What you are asked to do:
Copy out every line of the records where the string "xlabel" occurs.

——————————

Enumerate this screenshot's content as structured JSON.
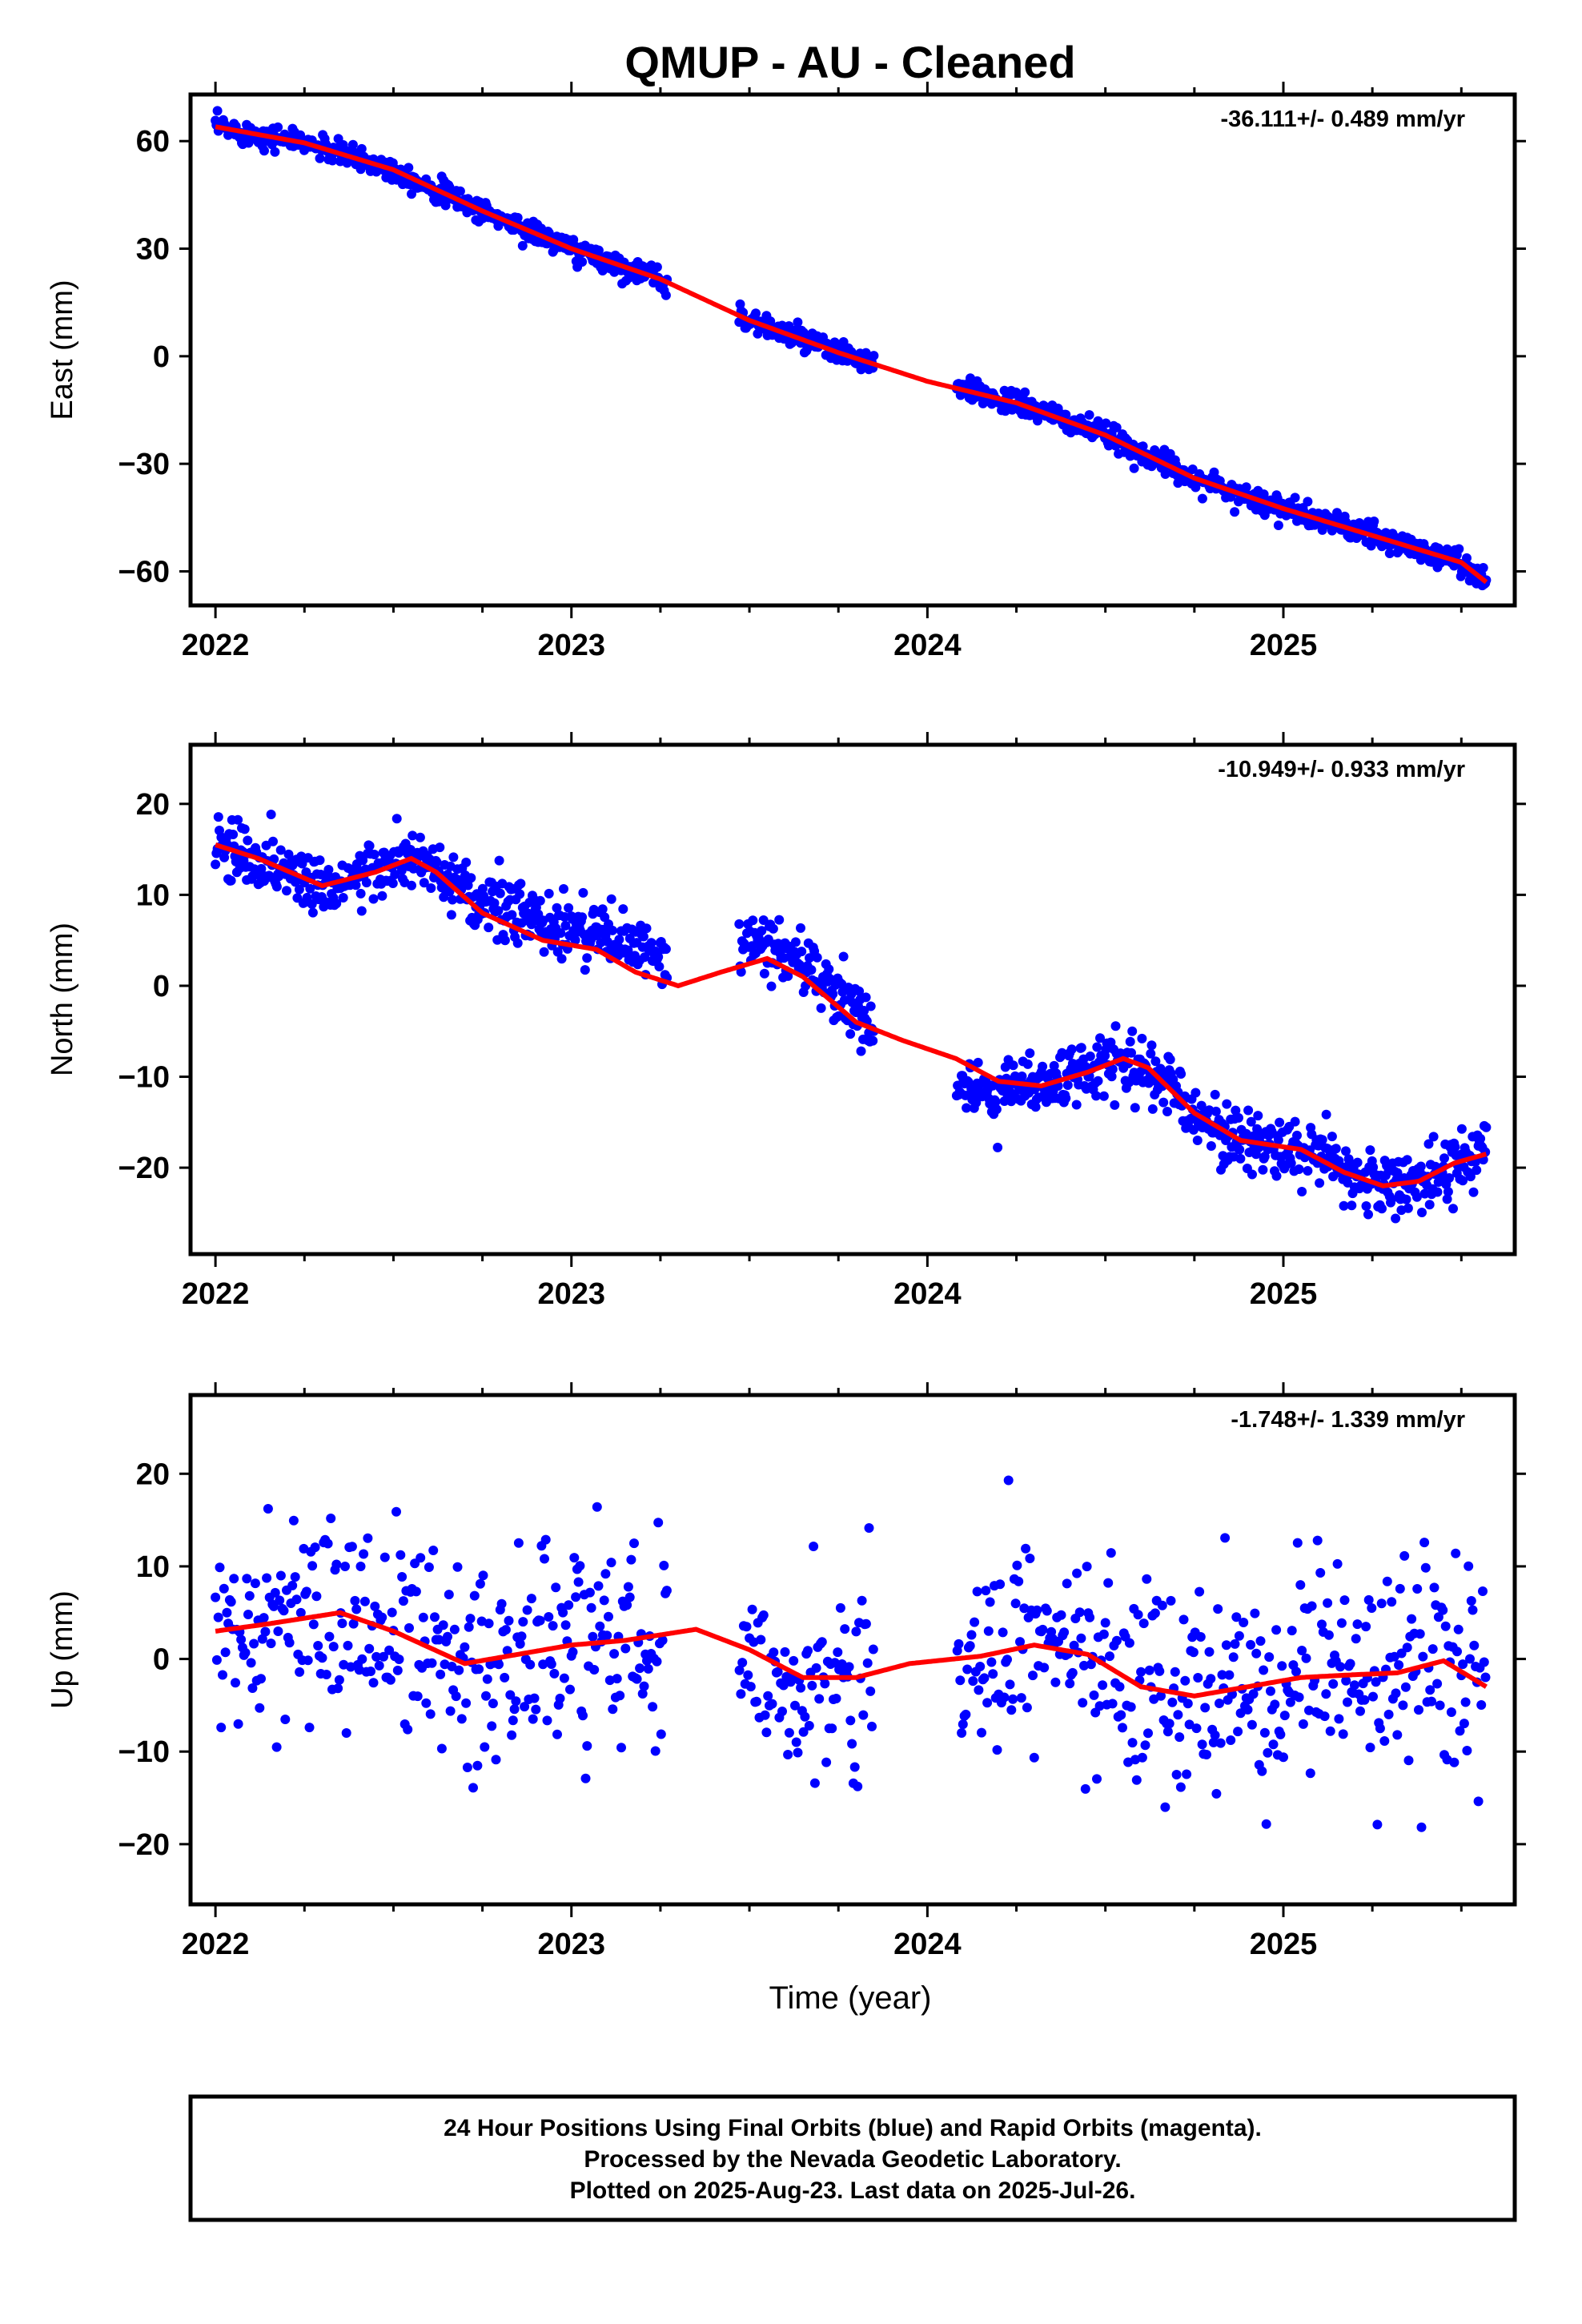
{
  "title": "QMUP  - AU - Cleaned",
  "xlabel": "Time (year)",
  "x_ticks": [
    "2022",
    "2023",
    "2024",
    "2025"
  ],
  "colors": {
    "final_orbits": "#0000ff",
    "model_fit": "#ff0000",
    "rapid_orbits": "#ff00ff"
  },
  "footer": {
    "line1": "24 Hour Positions Using Final Orbits (blue) and Rapid Orbits (magenta).",
    "line2": "Processed by the Nevada Geodetic Laboratory.",
    "line3": "Plotted on 2025-Aug-23. Last data on 2025-Jul-26."
  },
  "chart_data": [
    {
      "type": "scatter",
      "component": "east",
      "ylabel": "East (mm)",
      "rate_label": "-36.111+/- 0.489 mm/yr",
      "xlim": [
        2021.93,
        2025.65
      ],
      "ylim": [
        -69.5,
        73
      ],
      "y_ticks": [
        60,
        30,
        0,
        -30,
        -60
      ],
      "y_tick_labels": [
        "60",
        "30",
        "0",
        "−30",
        "−60"
      ],
      "gaps": [
        [
          2023.27,
          2023.47
        ],
        [
          2023.85,
          2024.08
        ]
      ],
      "scatter_sd": 1.6,
      "fit": {
        "name": "",
        "points": [
          [
            2022.0,
            64
          ],
          [
            2022.25,
            59.5
          ],
          [
            2022.5,
            52
          ],
          [
            2022.75,
            40.5
          ],
          [
            2023.0,
            30
          ],
          [
            2023.25,
            21.5
          ],
          [
            2023.5,
            10
          ],
          [
            2023.75,
            1
          ],
          [
            2024.0,
            -7
          ],
          [
            2024.25,
            -13
          ],
          [
            2024.5,
            -22
          ],
          [
            2024.75,
            -34
          ],
          [
            2025.0,
            -42.5
          ],
          [
            2025.25,
            -50
          ],
          [
            2025.5,
            -57.5
          ],
          [
            2025.57,
            -63
          ]
        ]
      }
    },
    {
      "type": "scatter",
      "component": "north",
      "ylabel": "North (mm)",
      "rate_label": "-10.949+/- 0.933 mm/yr",
      "xlim": [
        2021.93,
        2025.65
      ],
      "ylim": [
        -29.5,
        26.5
      ],
      "y_ticks": [
        20,
        10,
        0,
        -10,
        -20
      ],
      "y_tick_labels": [
        "20",
        "10",
        "0",
        "−10",
        "−20"
      ],
      "gaps": [
        [
          2023.27,
          2023.47
        ],
        [
          2023.85,
          2024.08
        ]
      ],
      "scatter_sd": 1.7,
      "fit": {
        "name": "",
        "points": [
          [
            2022.0,
            15.5
          ],
          [
            2022.12,
            14
          ],
          [
            2022.3,
            11
          ],
          [
            2022.45,
            12.5
          ],
          [
            2022.55,
            14
          ],
          [
            2022.62,
            12.5
          ],
          [
            2022.75,
            8
          ],
          [
            2022.92,
            5
          ],
          [
            2023.07,
            4
          ],
          [
            2023.18,
            1.5
          ],
          [
            2023.3,
            0
          ],
          [
            2023.42,
            1.5
          ],
          [
            2023.55,
            3
          ],
          [
            2023.65,
            1
          ],
          [
            2023.8,
            -4
          ],
          [
            2023.93,
            -6
          ],
          [
            2024.08,
            -8
          ],
          [
            2024.2,
            -10.5
          ],
          [
            2024.32,
            -11
          ],
          [
            2024.45,
            -9.5
          ],
          [
            2024.55,
            -8
          ],
          [
            2024.62,
            -9
          ],
          [
            2024.75,
            -14
          ],
          [
            2024.88,
            -17
          ],
          [
            2025.05,
            -18
          ],
          [
            2025.17,
            -20.5
          ],
          [
            2025.28,
            -22
          ],
          [
            2025.38,
            -21.5
          ],
          [
            2025.48,
            -19.5
          ],
          [
            2025.57,
            -18.5
          ]
        ]
      }
    },
    {
      "type": "scatter",
      "component": "up",
      "ylabel": "Up (mm)",
      "rate_label": "-1.748+/- 1.339 mm/yr",
      "xlim": [
        2021.93,
        2025.65
      ],
      "ylim": [
        -26.5,
        28.5
      ],
      "y_ticks": [
        20,
        10,
        0,
        -10,
        -20
      ],
      "y_tick_labels": [
        "20",
        "10",
        "0",
        "−10",
        "−20"
      ],
      "gaps": [
        [
          2023.27,
          2023.47
        ],
        [
          2023.85,
          2024.08
        ]
      ],
      "scatter_sd": 5.5,
      "fit": {
        "name": "",
        "points": [
          [
            2022.0,
            3
          ],
          [
            2022.15,
            3.8
          ],
          [
            2022.35,
            5
          ],
          [
            2022.5,
            3
          ],
          [
            2022.7,
            -0.5
          ],
          [
            2022.85,
            0.5
          ],
          [
            2023.0,
            1.5
          ],
          [
            2023.15,
            2
          ],
          [
            2023.35,
            3.2
          ],
          [
            2023.5,
            1
          ],
          [
            2023.65,
            -2
          ],
          [
            2023.8,
            -2
          ],
          [
            2023.95,
            -0.5
          ],
          [
            2024.15,
            0.3
          ],
          [
            2024.3,
            1.5
          ],
          [
            2024.45,
            0.5
          ],
          [
            2024.6,
            -3
          ],
          [
            2024.75,
            -4
          ],
          [
            2024.9,
            -3
          ],
          [
            2025.05,
            -2
          ],
          [
            2025.2,
            -1.7
          ],
          [
            2025.32,
            -1.5
          ],
          [
            2025.45,
            -0.2
          ],
          [
            2025.57,
            -3
          ]
        ]
      }
    }
  ]
}
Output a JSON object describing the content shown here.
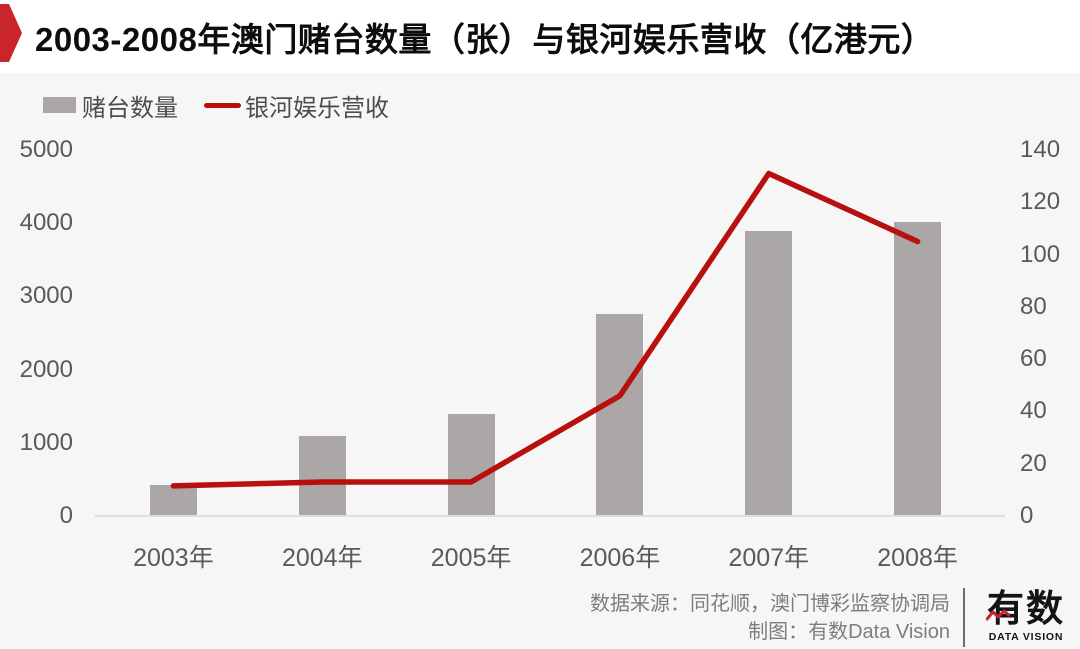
{
  "title": "2003-2008年澳门赌台数量（张）与银河娱乐营收（亿港元）",
  "legend": {
    "bar_label": "赌台数量",
    "line_label": "银河娱乐营收"
  },
  "chart_data": {
    "type": "bar",
    "subtype": "dual-axis bar + line combo",
    "title": "2003-2008年澳门赌台数量（张）与银河娱乐营收（亿港元）",
    "categories": [
      "2003年",
      "2004年",
      "2005年",
      "2006年",
      "2007年",
      "2008年"
    ],
    "series": [
      {
        "name": "赌台数量",
        "type": "bar",
        "axis": "left",
        "unit": "张",
        "values": [
          424,
          1092,
          1388,
          2762,
          3900,
          4017
        ]
      },
      {
        "name": "银河娱乐营收",
        "type": "line",
        "axis": "right",
        "unit": "亿港元",
        "values": [
          11.5,
          13,
          13,
          46,
          131,
          105
        ]
      }
    ],
    "left_axis": {
      "min": 0,
      "max": 5000,
      "ticks": [
        0,
        1000,
        2000,
        3000,
        4000,
        5000
      ]
    },
    "right_axis": {
      "min": 0,
      "max": 140,
      "ticks": [
        0,
        20,
        40,
        60,
        80,
        100,
        120,
        140
      ]
    },
    "grid": false,
    "legend_position": "top-left"
  },
  "colors": {
    "bar": "#aaa7a6",
    "line": "#b7100e",
    "badge": "#c9252b",
    "title_band": "#ffffff",
    "background": "#f6f6f6",
    "axis_text": "#595959",
    "footer_text": "#7d7d7d"
  },
  "footer": {
    "source_line": "数据来源：同花顺，澳门博彩监察协调局",
    "credit_line": "制图：有数Data Vision",
    "logo_text": "有数",
    "logo_subtext": "DATA VISION"
  }
}
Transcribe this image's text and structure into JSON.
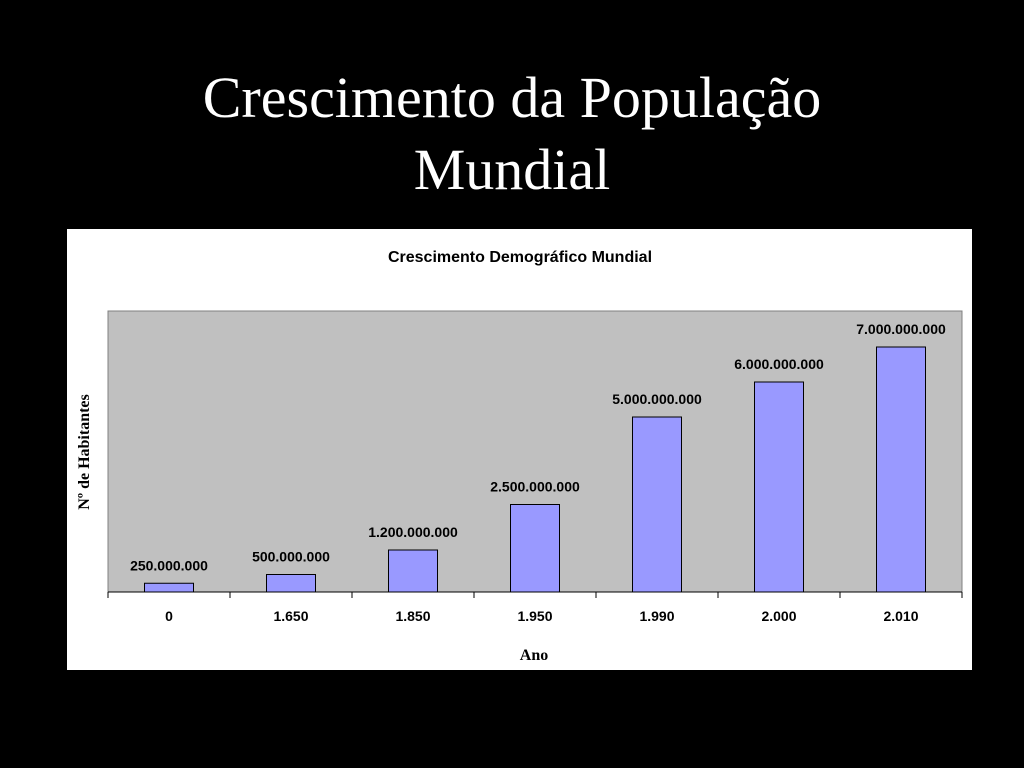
{
  "slide": {
    "title_line1": "Crescimento da População",
    "title_line2": "Mundial"
  },
  "chart_data": {
    "type": "bar",
    "title": "Crescimento Demográfico Mundial",
    "xlabel": "Ano",
    "ylabel": "Nº de Habitantes",
    "categories": [
      "0",
      "1.650",
      "1.850",
      "1.950",
      "1.990",
      "2.000",
      "2.010"
    ],
    "values": [
      250000000,
      500000000,
      1200000000,
      2500000000,
      5000000000,
      6000000000,
      7000000000
    ],
    "data_labels": [
      "250.000.000",
      "500.000.000",
      "1.200.000.000",
      "2.500.000.000",
      "5.000.000.000",
      "6.000.000.000",
      "7.000.000.000"
    ],
    "ylim": [
      0,
      8000000000
    ],
    "grid": false,
    "legend": "none",
    "colors": {
      "bar_fill": "#9999ff",
      "bar_stroke": "#000000",
      "plot_background": "#c0c0c0",
      "chart_background": "#ffffff",
      "slide_background": "#000000",
      "slide_title": "#ffffff"
    }
  }
}
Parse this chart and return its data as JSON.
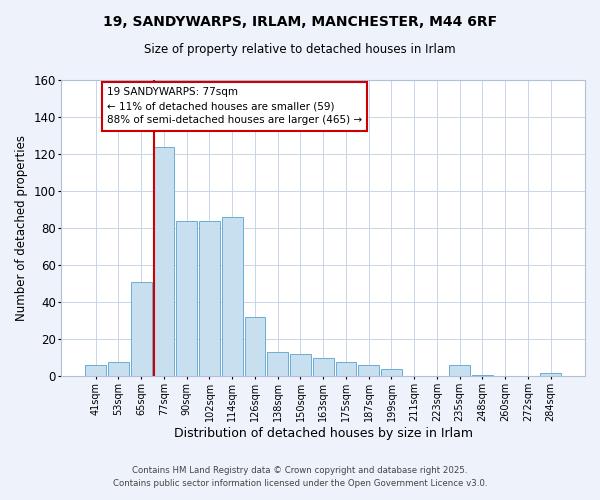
{
  "title": "19, SANDYWARPS, IRLAM, MANCHESTER, M44 6RF",
  "subtitle": "Size of property relative to detached houses in Irlam",
  "xlabel": "Distribution of detached houses by size in Irlam",
  "ylabel": "Number of detached properties",
  "bar_labels": [
    "41sqm",
    "53sqm",
    "65sqm",
    "77sqm",
    "90sqm",
    "102sqm",
    "114sqm",
    "126sqm",
    "138sqm",
    "150sqm",
    "163sqm",
    "175sqm",
    "187sqm",
    "199sqm",
    "211sqm",
    "223sqm",
    "235sqm",
    "248sqm",
    "260sqm",
    "272sqm",
    "284sqm"
  ],
  "bar_values": [
    6,
    8,
    51,
    124,
    84,
    84,
    86,
    32,
    13,
    12,
    10,
    8,
    6,
    4,
    0,
    0,
    6,
    1,
    0,
    0,
    2
  ],
  "bar_color": "#c8dff0",
  "bar_edge_color": "#6aaed6",
  "vline_x_index": 3,
  "vline_color": "#cc0000",
  "annotation_line1": "19 SANDYWARPS: 77sqm",
  "annotation_line2": "← 11% of detached houses are smaller (59)",
  "annotation_line3": "88% of semi-detached houses are larger (465) →",
  "annotation_box_color": "#ffffff",
  "annotation_box_edge_color": "#cc0000",
  "ylim": [
    0,
    160
  ],
  "yticks": [
    0,
    20,
    40,
    60,
    80,
    100,
    120,
    140,
    160
  ],
  "footer_line1": "Contains HM Land Registry data © Crown copyright and database right 2025.",
  "footer_line2": "Contains public sector information licensed under the Open Government Licence v3.0.",
  "bg_color": "#eef2fb",
  "plot_bg_color": "#ffffff",
  "grid_color": "#c8d4e8",
  "title_fontsize": 10,
  "subtitle_fontsize": 8.5
}
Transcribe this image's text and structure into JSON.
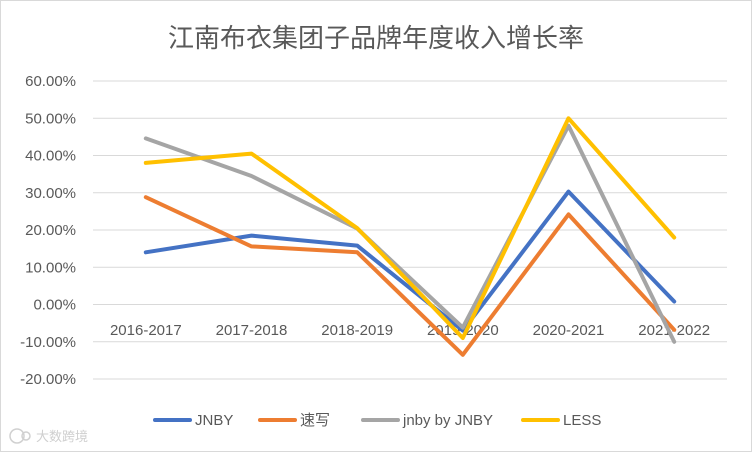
{
  "chart_data": {
    "type": "line",
    "title": "江南布衣集团子品牌年度收入增长率",
    "categories": [
      "2016-2017",
      "2017-2018",
      "2018-2019",
      "2019-2020",
      "2020-2021",
      "2021-2022"
    ],
    "y_ticks": [
      "60.00%",
      "50.00%",
      "40.00%",
      "30.00%",
      "20.00%",
      "10.00%",
      "0.00%",
      "-10.00%",
      "-20.00%"
    ],
    "ylim": [
      -20,
      60
    ],
    "grid": true,
    "legend_position": "bottom",
    "series": [
      {
        "name": "JNBY",
        "color": "#4472C4",
        "values": [
          14.0,
          18.5,
          15.8,
          -7.0,
          30.3,
          0.8
        ]
      },
      {
        "name": "速写",
        "color": "#ED7D31",
        "values": [
          28.8,
          15.6,
          14.0,
          -13.5,
          24.2,
          -6.8
        ]
      },
      {
        "name": "jnby by JNBY",
        "color": "#A5A5A5",
        "values": [
          44.6,
          34.5,
          20.4,
          -6.2,
          48.0,
          -10.0
        ]
      },
      {
        "name": "LESS",
        "color": "#FFC000",
        "values": [
          38.0,
          40.5,
          20.5,
          -9.0,
          50.0,
          18.0
        ]
      }
    ]
  },
  "watermark": {
    "text": "大数跨境",
    "icon": "logo-icon"
  }
}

——————————

Answer to the task:
  "xlabel": "Time (year)",
    "xlabel": "Ano",
  "xlabel": "Distribution of detached houses by size in Irlam",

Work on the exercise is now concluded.